If you don't understand that your martial arts training, all of it, is for naught.

As to the initial.....the study of awareness has commonality in both buddhism and correctly practiced martial arts. Putting oneself in a situation of generating least harm is always the preferred path. Though a inferior teacher teaches not this...running away is a simple and very effective martial arts tactic. Not putting oneself in a situation where one has to run away is the prefered tactic, always. Awareness of oneself and our surroundings is the best intial tactic always for protection and least suffering. This is basic to buddhism as well as martial arts.
Ideally no harm is generated. Preferentially least harm. The employment of tactics addresses this specific as well. If one by occupation or necessity does engage least harm is incurrred for the opponant and for oneself.

Finding a correct teacher who knows these things and how to apply them...impossible it seems today.

Me personally....a ham and egger. Some training, a bit. Some in martial arts some in other fighting technique No accomplishment, not a bit. I am fairly certain mainly due to employment back in the day.... I have had more violent physical encounters then most any here on this board. Real encounters not in a ring nor in a dojo.
Never hurting anyone permenantly and never being hurt suchly.

Stored rows:
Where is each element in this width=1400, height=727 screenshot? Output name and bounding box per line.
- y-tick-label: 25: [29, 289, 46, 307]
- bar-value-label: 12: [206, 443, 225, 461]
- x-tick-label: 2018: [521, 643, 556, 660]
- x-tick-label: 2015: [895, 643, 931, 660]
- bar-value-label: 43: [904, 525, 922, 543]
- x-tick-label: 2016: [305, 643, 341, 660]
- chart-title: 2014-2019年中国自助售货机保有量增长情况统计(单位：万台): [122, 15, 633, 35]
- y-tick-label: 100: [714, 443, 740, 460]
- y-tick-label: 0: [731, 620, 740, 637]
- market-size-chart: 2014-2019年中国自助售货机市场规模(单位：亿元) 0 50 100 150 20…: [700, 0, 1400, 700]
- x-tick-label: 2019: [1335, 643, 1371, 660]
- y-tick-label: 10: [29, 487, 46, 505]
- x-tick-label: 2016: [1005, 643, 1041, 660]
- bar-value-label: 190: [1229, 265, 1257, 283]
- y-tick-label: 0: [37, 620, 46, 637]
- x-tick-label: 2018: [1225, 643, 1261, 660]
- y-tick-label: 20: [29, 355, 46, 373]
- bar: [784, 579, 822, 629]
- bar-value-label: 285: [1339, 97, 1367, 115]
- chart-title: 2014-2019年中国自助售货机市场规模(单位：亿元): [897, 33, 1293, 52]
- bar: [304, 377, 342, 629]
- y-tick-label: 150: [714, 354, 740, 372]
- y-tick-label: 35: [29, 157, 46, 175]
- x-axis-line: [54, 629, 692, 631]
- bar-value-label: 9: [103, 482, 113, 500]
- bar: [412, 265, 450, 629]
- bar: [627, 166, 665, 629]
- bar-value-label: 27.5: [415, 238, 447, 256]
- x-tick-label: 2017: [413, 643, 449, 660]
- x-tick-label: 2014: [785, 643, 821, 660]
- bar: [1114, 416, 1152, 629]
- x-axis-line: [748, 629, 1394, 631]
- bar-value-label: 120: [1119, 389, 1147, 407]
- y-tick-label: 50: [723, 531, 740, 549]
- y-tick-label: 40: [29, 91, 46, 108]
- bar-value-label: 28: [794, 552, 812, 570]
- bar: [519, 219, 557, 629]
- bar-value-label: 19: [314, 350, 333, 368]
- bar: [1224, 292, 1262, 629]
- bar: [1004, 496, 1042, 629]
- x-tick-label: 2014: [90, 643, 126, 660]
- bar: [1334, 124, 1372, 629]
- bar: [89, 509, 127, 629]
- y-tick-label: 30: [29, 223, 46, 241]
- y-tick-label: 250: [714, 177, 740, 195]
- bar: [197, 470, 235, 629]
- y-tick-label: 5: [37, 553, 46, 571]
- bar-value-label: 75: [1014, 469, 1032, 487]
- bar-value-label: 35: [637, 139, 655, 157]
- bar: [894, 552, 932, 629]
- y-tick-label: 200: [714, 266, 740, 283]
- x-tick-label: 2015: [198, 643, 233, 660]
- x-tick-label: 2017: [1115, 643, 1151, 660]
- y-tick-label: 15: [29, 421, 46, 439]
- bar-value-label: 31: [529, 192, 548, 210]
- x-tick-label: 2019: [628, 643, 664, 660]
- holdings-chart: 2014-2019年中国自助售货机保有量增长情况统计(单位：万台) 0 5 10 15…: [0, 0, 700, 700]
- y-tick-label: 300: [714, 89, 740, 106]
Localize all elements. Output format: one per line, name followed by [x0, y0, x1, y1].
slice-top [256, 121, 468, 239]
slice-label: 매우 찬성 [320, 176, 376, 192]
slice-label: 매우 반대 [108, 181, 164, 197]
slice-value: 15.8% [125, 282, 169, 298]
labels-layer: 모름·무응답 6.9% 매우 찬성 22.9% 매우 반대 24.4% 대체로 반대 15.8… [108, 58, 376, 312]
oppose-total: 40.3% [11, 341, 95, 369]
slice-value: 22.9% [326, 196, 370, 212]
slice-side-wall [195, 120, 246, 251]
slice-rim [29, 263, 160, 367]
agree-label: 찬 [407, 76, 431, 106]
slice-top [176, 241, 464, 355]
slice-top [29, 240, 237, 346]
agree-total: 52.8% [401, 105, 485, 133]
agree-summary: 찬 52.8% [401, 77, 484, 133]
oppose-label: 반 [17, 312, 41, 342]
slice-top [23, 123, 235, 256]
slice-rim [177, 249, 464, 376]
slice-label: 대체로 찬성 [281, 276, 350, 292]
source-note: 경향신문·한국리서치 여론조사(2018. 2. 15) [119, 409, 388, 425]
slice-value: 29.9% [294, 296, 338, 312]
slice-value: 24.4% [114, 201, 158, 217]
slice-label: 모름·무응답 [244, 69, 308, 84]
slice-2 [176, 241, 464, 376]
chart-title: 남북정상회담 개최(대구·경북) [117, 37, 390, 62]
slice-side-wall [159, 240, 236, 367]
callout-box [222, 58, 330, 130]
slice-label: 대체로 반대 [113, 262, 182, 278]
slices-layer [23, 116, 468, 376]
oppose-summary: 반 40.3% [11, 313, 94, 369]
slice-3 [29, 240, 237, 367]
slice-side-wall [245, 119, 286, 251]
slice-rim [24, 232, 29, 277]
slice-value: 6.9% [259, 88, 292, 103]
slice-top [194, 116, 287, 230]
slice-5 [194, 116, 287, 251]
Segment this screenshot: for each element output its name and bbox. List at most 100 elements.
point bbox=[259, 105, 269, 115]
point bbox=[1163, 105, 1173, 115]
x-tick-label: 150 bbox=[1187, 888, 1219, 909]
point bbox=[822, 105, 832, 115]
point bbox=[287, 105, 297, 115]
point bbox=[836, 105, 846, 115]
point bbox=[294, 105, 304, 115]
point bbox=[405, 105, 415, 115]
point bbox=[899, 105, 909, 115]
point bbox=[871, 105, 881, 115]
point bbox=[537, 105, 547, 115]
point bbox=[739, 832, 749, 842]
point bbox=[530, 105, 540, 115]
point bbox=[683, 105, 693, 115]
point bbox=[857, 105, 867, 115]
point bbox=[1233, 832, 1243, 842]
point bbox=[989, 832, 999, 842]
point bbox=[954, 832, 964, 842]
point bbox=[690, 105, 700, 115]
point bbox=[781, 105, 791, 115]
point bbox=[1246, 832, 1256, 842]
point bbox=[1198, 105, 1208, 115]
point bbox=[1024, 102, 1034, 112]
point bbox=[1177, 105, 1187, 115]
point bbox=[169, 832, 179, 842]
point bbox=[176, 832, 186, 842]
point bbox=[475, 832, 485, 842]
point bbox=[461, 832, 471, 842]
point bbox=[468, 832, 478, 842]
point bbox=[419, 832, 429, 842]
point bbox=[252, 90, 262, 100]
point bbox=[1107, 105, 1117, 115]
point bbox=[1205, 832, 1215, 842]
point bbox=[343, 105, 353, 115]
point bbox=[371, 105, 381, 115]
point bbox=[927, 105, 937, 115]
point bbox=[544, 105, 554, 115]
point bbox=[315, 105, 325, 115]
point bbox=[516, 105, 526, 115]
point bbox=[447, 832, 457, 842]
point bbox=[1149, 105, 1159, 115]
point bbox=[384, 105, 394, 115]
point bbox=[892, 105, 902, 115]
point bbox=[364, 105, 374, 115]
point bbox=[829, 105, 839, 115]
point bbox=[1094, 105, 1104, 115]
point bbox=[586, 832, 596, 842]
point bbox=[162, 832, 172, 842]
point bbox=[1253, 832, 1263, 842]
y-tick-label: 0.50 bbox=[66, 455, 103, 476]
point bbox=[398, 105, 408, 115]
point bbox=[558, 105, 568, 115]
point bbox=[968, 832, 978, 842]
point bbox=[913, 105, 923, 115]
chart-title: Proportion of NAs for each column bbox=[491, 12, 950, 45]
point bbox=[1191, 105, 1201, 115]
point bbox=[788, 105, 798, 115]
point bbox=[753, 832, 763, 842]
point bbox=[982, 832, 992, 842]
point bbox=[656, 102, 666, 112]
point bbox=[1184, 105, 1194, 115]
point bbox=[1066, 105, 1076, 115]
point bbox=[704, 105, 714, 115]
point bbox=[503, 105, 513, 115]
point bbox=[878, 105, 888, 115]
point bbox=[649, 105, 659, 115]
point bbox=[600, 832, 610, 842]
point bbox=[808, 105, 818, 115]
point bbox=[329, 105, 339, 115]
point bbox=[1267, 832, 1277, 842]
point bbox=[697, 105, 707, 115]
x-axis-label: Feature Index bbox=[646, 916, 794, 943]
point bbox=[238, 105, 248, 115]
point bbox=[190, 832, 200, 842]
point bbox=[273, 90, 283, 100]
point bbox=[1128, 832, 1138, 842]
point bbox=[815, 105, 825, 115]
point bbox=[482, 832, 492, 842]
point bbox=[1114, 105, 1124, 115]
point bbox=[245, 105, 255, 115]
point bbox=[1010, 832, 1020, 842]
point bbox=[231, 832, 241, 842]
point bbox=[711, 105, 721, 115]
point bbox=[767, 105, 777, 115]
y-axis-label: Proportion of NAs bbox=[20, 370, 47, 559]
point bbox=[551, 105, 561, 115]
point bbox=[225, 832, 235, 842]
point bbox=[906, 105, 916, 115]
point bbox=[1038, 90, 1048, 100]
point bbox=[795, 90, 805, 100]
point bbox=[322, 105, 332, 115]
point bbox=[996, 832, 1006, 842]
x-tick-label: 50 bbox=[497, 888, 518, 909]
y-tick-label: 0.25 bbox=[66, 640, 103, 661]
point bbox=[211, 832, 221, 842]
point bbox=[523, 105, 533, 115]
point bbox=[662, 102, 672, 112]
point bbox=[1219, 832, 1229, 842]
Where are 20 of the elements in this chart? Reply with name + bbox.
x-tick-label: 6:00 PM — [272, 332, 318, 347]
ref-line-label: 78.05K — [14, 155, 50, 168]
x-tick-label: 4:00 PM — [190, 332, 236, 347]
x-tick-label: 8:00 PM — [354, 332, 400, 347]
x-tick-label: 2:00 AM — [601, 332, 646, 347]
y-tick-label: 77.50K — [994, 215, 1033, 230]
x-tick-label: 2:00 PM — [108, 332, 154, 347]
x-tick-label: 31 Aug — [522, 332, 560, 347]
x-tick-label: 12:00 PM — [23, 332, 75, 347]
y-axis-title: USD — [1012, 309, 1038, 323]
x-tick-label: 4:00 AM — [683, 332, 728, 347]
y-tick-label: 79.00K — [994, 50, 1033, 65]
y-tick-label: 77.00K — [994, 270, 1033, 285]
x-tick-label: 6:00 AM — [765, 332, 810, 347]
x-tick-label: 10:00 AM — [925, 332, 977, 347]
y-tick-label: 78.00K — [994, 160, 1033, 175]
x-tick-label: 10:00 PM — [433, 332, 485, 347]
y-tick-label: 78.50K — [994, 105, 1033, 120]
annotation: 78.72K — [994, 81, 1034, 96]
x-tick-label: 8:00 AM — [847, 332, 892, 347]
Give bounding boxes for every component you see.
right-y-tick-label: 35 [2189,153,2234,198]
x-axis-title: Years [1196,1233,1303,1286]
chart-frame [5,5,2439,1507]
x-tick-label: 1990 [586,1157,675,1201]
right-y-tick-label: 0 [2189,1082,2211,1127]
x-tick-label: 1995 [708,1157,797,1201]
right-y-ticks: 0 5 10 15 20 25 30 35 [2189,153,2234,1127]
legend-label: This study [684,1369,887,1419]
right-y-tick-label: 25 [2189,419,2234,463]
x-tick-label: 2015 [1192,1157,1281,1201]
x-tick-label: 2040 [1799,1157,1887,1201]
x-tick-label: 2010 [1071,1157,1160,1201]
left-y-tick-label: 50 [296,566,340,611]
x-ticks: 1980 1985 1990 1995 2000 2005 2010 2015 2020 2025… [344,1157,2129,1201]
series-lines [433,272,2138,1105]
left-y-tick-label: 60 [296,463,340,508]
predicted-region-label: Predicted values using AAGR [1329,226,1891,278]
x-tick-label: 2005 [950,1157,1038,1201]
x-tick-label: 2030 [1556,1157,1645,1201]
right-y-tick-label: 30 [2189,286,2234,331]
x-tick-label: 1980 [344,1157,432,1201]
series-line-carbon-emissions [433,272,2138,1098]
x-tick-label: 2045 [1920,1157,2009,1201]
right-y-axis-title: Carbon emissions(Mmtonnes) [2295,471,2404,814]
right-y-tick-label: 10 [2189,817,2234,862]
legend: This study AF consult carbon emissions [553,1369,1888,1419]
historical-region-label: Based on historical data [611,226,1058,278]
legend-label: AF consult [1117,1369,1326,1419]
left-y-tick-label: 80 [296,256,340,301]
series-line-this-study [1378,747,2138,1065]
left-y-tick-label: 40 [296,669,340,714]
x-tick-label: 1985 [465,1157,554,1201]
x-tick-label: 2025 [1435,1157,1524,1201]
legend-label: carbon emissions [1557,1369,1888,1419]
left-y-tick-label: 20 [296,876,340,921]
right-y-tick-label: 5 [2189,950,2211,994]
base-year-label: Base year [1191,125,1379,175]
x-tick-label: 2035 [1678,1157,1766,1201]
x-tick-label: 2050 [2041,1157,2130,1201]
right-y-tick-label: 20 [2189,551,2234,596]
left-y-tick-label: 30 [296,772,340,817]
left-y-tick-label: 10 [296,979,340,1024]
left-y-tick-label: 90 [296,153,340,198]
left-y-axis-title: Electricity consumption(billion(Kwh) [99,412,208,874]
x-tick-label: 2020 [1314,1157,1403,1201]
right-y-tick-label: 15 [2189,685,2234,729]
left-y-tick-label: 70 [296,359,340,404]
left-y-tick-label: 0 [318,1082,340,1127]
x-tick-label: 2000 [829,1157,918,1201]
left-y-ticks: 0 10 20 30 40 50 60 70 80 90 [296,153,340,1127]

Task requirements:
(1) Print the passage from the post on martial arts and awareness, beginning at the words "As to the initial.....the" and stopping after "it seems today.".
(2) List every course of action that the post on martial arts and awareness explicitly calls a tactic.

Expected results:
(1)
As to the initial.....the study of awareness has commonality in both buddhism and correctly practiced martial arts. Putting oneself in a situation of generating least harm is always the preferred path. Though a inferior teacher teaches not this...running away is a simple and very effective martial arts tactic. Not putting oneself in a situation where one has to run away is the prefered tactic, always. Awareness of oneself and our surroundings is the best intial tactic always for protection and least suffering. This is basic to buddhism as well as martial arts.
Ideally no harm is generated. Preferentially least harm. The employment of tactics addresses this specific as well. If one by occupation or necessity does engage least harm is incurrred for the opponant and for oneself.

Finding a correct teacher who knows these things and how to apply them...impossible it seems today.

(2)
- Running away
- Not putting oneself in a situation where one has to run away
- Awareness of oneself and one's surroundings